[Entries with figure data]
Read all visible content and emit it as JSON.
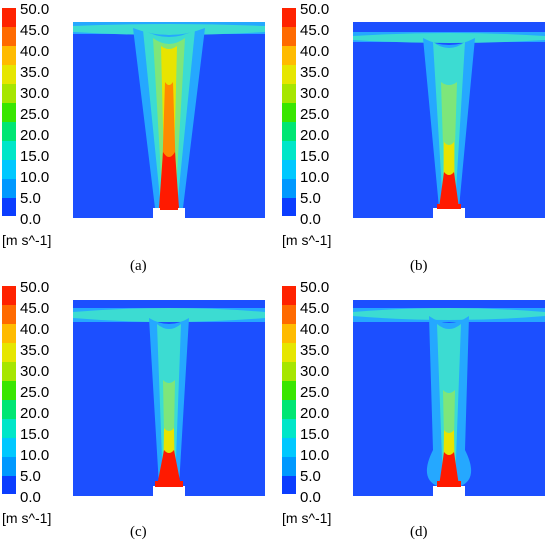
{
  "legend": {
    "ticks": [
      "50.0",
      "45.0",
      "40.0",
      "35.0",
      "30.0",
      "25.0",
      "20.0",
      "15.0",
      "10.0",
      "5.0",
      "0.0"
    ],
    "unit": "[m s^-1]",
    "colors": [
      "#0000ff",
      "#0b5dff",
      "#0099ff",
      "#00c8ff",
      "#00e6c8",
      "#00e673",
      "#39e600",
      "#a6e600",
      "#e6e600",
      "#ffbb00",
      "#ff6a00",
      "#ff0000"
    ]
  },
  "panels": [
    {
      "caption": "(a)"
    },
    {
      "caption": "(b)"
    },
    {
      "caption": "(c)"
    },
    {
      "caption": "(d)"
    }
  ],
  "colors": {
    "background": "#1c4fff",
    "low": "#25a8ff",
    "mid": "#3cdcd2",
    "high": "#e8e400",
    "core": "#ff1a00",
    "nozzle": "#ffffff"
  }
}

* * *

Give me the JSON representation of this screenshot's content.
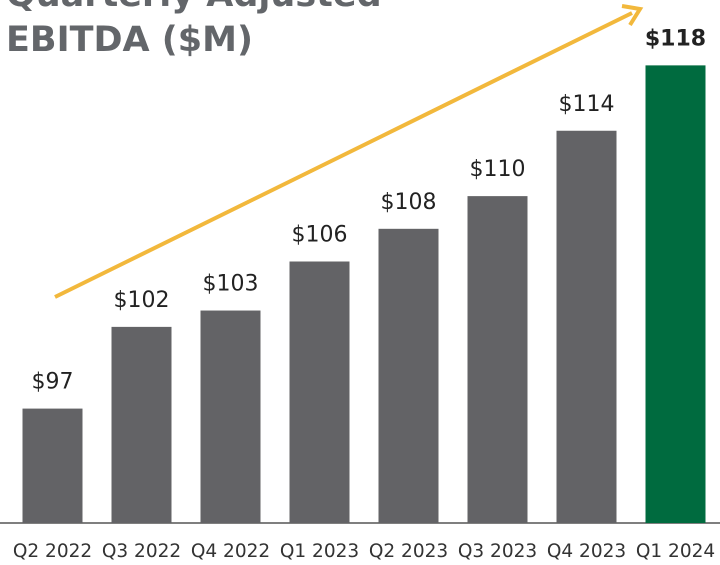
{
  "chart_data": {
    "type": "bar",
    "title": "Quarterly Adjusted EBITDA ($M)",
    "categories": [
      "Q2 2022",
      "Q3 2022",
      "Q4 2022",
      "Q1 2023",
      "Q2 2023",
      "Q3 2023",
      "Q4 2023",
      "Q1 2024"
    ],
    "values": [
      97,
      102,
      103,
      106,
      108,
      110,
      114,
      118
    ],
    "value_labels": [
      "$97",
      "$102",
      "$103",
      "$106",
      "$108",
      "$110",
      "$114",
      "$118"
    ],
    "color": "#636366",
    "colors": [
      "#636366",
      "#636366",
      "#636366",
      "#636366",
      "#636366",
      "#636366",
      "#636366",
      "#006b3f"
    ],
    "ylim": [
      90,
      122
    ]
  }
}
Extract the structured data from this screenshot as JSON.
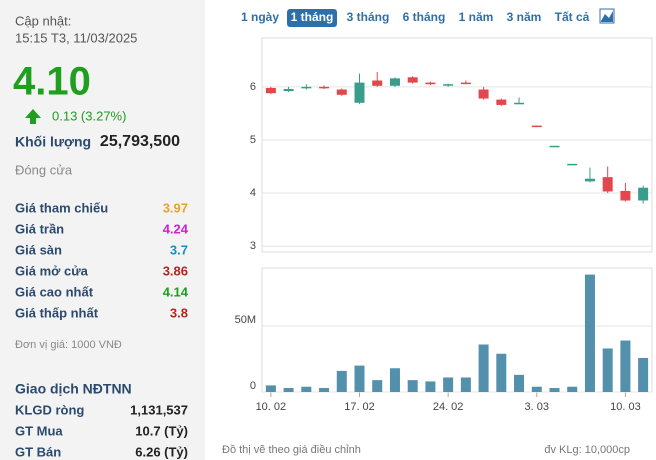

**Work instructions:** Give again, word for word, the lines from the one that contains "Give me the" to the one that contains "Extract the structured", both included. Omit the pictures.

**Solved problem:**
Give me the JSON representation of this screenshot's content.
{
  "chart_data": {
    "type": "bar",
    "title": "Quarterly Adjusted EBITDA ($M)",
    "categories": [
      "Q2 2022",
      "Q3 2022",
      "Q4 2022",
      "Q1 2023",
      "Q2 2023",
      "Q3 2023",
      "Q4 2023",
      "Q1 2024"
    ],
    "values": [
      97,
      102,
      103,
      106,
      108,
      110,
      114,
      118
    ],
    "value_labels": [
      "$97",
      "$102",
      "$103",
      "$106",
      "$108",
      "$110",
      "$114",
      "$118"
    ],
    "color": "#636366",
    "colors": [
      "#636366",
      "#636366",
      "#636366",
      "#636366",
      "#636366",
      "#636366",
      "#636366",
      "#006b3f"
    ],
    "ylim": [
      90,
      122
    ]
  }
}
Extract the structured data from this screenshot as JSON.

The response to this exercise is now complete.